What you are asked to do: Set down the whole listing verbatim.

Extracted data entries:
^^^^^^^^^^^^^^^^

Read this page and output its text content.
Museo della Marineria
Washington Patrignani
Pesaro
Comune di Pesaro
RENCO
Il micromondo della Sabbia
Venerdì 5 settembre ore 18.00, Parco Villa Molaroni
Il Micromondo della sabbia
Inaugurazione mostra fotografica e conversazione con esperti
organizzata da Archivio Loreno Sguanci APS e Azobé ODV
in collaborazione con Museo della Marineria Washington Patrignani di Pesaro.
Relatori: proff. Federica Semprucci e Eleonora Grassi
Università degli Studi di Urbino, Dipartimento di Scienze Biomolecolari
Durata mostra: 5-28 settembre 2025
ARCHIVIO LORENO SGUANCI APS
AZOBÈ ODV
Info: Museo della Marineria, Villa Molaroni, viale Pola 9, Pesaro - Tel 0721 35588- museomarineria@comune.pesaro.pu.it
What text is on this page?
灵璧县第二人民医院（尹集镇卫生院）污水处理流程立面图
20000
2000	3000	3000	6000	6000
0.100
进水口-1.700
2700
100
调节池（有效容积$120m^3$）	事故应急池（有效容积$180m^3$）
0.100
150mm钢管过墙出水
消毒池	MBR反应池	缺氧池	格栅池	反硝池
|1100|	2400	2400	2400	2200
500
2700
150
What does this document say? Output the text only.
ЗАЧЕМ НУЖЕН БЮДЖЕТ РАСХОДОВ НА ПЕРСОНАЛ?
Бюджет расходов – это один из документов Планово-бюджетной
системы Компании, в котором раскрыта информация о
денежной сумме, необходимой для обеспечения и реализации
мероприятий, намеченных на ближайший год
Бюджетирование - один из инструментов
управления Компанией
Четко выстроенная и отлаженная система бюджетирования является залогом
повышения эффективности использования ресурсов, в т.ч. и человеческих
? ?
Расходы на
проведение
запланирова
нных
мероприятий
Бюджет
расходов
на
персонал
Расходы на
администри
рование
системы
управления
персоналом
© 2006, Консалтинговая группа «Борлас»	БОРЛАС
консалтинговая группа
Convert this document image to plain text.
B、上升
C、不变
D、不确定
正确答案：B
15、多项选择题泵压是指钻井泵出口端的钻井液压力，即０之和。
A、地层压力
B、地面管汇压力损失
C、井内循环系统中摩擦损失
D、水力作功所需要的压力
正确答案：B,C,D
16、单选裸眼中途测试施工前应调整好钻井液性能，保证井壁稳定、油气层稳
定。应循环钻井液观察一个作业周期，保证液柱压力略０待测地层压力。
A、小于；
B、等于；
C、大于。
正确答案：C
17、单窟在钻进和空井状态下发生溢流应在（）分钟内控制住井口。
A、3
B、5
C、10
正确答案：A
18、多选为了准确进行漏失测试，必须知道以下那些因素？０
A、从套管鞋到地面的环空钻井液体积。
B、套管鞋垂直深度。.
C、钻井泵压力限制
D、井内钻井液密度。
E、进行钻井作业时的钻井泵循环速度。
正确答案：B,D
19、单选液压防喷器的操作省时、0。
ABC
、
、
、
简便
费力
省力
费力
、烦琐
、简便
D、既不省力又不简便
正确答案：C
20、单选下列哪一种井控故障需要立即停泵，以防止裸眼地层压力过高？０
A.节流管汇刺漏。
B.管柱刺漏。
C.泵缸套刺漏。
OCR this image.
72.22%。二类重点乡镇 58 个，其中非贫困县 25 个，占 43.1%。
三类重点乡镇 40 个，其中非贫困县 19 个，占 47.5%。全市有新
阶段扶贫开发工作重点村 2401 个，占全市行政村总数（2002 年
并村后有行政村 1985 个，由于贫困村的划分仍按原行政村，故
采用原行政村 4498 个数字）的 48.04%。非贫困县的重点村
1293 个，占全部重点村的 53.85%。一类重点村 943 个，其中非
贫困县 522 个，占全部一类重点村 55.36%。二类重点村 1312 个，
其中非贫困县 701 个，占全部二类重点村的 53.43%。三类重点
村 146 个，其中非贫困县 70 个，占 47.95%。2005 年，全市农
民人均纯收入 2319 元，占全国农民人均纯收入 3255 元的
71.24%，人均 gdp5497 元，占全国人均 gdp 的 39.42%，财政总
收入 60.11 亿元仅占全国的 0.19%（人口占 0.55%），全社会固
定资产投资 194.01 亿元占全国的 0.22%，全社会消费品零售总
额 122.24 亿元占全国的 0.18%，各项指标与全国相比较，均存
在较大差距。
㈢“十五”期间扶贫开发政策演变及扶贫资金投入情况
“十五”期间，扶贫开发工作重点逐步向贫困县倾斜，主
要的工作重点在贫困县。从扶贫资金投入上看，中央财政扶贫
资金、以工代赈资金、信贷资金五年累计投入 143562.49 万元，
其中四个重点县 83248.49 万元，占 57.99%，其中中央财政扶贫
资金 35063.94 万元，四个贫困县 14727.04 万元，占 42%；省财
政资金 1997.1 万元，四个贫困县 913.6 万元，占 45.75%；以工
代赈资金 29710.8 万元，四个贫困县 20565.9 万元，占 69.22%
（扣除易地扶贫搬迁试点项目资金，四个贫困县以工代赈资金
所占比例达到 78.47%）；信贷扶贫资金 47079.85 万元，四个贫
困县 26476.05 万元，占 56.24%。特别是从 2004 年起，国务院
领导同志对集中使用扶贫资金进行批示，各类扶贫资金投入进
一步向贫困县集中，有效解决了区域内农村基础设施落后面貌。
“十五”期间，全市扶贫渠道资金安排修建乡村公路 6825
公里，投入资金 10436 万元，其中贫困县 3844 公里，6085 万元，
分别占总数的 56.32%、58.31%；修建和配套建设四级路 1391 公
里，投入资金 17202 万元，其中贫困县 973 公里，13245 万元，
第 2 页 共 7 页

^^^^^^^^^^^^^^^^

Written solution:
Read this page and output its text content.
Museo della Marineria
Washington Patrignani
Pesaro
Comune di Pesaro
RENCO
Il micromondo della Sabbia
Venerdì 5 settembre ore 18.00, Parco Villa Molaroni
Il Micromondo della sabbia
Inaugurazione mostra fotografica e conversazione con esperti
organizzata da Archivio Loreno Sguanci APS e Azobé ODV
in collaborazione con Museo della Marineria Washington Patrignani di Pesaro.
Relatori: proff. Federica Semprucci e Eleonora Grassi
Università degli Studi di Urbino, Dipartimento di Scienze Biomolecolari
Durata mostra: 5-28 settembre 2025
ARCHIVIO LORENO SGUANCI APS
AZOBÈ ODV
Info: Museo della Marineria, Villa Molaroni, viale Pola 9, Pesaro - Tel 0721 35588- museomarineria@comune.pesaro.pu.it
What text is on this page?
灵璧县第二人民医院（尹集镇卫生院）污水处理流程立面图
20000
2000	3000	3000	6000	6000
0.100
进水口-1.700
2700
100
调节池（有效容积$120m^3$）	事故应急池（有效容积$180m^3$）
0.100
150mm钢管过墙出水
消毒池	MBR反应池	缺氧池	格栅池	反硝池
|1100|	2400	2400	2400	2200
500
2700
150
What does this document say? Output the text only.
ЗАЧЕМ НУЖЕН БЮДЖЕТ РАСХОДОВ НА ПЕРСОНАЛ?
Бюджет расходов – это один из документов Планово-бюджетной
системы Компании, в котором раскрыта информация о
денежной сумме, необходимой для обеспечения и реализации
мероприятий, намеченных на ближайший год
Бюджетирование - один из инструментов
управления Компанией
Четко выстроенная и отлаженная система бюджетирования является залогом
повышения эффективности использования ресурсов, в т.ч. и человеческих
? ?
Расходы на
проведение
запланирова
нных
мероприятий
Бюджет
расходов
на
персонал
Расходы на
администри
рование
системы
управления
персоналом
© 2006, Консалтинговая группа «Борлас»	БОРЛАС
консалтинговая группа
Convert this document image to plain text.
B、上升
C、不变
D、不确定
正确答案：B
15、多项选择题泵压是指钻井泵出口端的钻井液压力，即０之和。
A、地层压力
B、地面管汇压力损失
C、井内循环系统中摩擦损失
D、水力作功所需要的压力
正确答案：B,C,D
16、单选裸眼中途测试施工前应调整好钻井液性能，保证井壁稳定、油气层稳
定。应循环钻井液观察一个作业周期，保证液柱压力略０待测地层压力。
A、小于；
B、等于；
C、大于。
正确答案：C
17、单窟在钻进和空井状态下发生溢流应在（）分钟内控制住井口。
A、3
B、5
C、10
正确答案：A
18、多选为了准确进行漏失测试，必须知道以下那些因素？０
A、从套管鞋到地面的环空钻井液体积。
B、套管鞋垂直深度。.
C、钻井泵压力限制
D、井内钻井液密度。
E、进行钻井作业时的钻井泵循环速度。
正确答案：B,D
19、单选液压防喷器的操作省时、0。
ABC
、
、
、
简便
费力
省力
费力
、烦琐
、简便
D、既不省力又不简便
正确答案：C
20、单选下列哪一种井控故障需要立即停泵，以防止裸眼地层压力过高？０
A.节流管汇刺漏。
B.管柱刺漏。
C.泵缸套刺漏。
OCR this image.
72.22%。二类重点乡镇 58 个，其中非贫困县 25 个，占 43.1%。
三类重点乡镇 40 个，其中非贫困县 19 个，占 47.5%。全市有新
阶段扶贫开发工作重点村 2401 个，占全市行政村总数（2002 年
并村后有行政村 1985 个，由于贫困村的划分仍按原行政村，故
采用原行政村 4498 个数字）的 48.04%。非贫困县的重点村
1293 个，占全部重点村的 53.85%。一类重点村 943 个，其中非
贫困县 522 个，占全部一类重点村 55.36%。二类重点村 1312 个，
其中非贫困县 701 个，占全部二类重点村的 53.43%。三类重点
村 146 个，其中非贫困县 70 个，占 47.95%。2005 年，全市农
民人均纯收入 2319 元，占全国农民人均纯收入 3255 元的
71.24%，人均 gdp5497 元，占全国人均 gdp 的 39.42%，财政总
收入 60.11 亿元仅占全国的 0.19%（人口占 0.55%），全社会固
定资产投资 194.01 亿元占全国的 0.22%，全社会消费品零售总
额 122.24 亿元占全国的 0.18%，各项指标与全国相比较，均存
在较大差距。
㈢“十五”期间扶贫开发政策演变及扶贫资金投入情况
“十五”期间，扶贫开发工作重点逐步向贫困县倾斜，主
要的工作重点在贫困县。从扶贫资金投入上看，中央财政扶贫
资金、以工代赈资金、信贷资金五年累计投入 143562.49 万元，
其中四个重点县 83248.49 万元，占 57.99%，其中中央财政扶贫
资金 35063.94 万元，四个贫困县 14727.04 万元，占 42%；省财
政资金 1997.1 万元，四个贫困县 913.6 万元，占 45.75%；以工
代赈资金 29710.8 万元，四个贫困县 20565.9 万元，占 69.22%
（扣除易地扶贫搬迁试点项目资金，四个贫困县以工代赈资金
所占比例达到 78.47%）；信贷扶贫资金 47079.85 万元，四个贫
困县 26476.05 万元，占 56.24%。特别是从 2004 年起，国务院
领导同志对集中使用扶贫资金进行批示，各类扶贫资金投入进
一步向贫困县集中，有效解决了区域内农村基础设施落后面貌。
“十五”期间，全市扶贫渠道资金安排修建乡村公路 6825
公里，投入资金 10436 万元，其中贫困县 3844 公里，6085 万元，
分别占总数的 56.32%、58.31%；修建和配套建设四级路 1391 公
里，投入资金 17202 万元，其中贫困县 973 公里，13245 万元，
第 2 页 共 7 页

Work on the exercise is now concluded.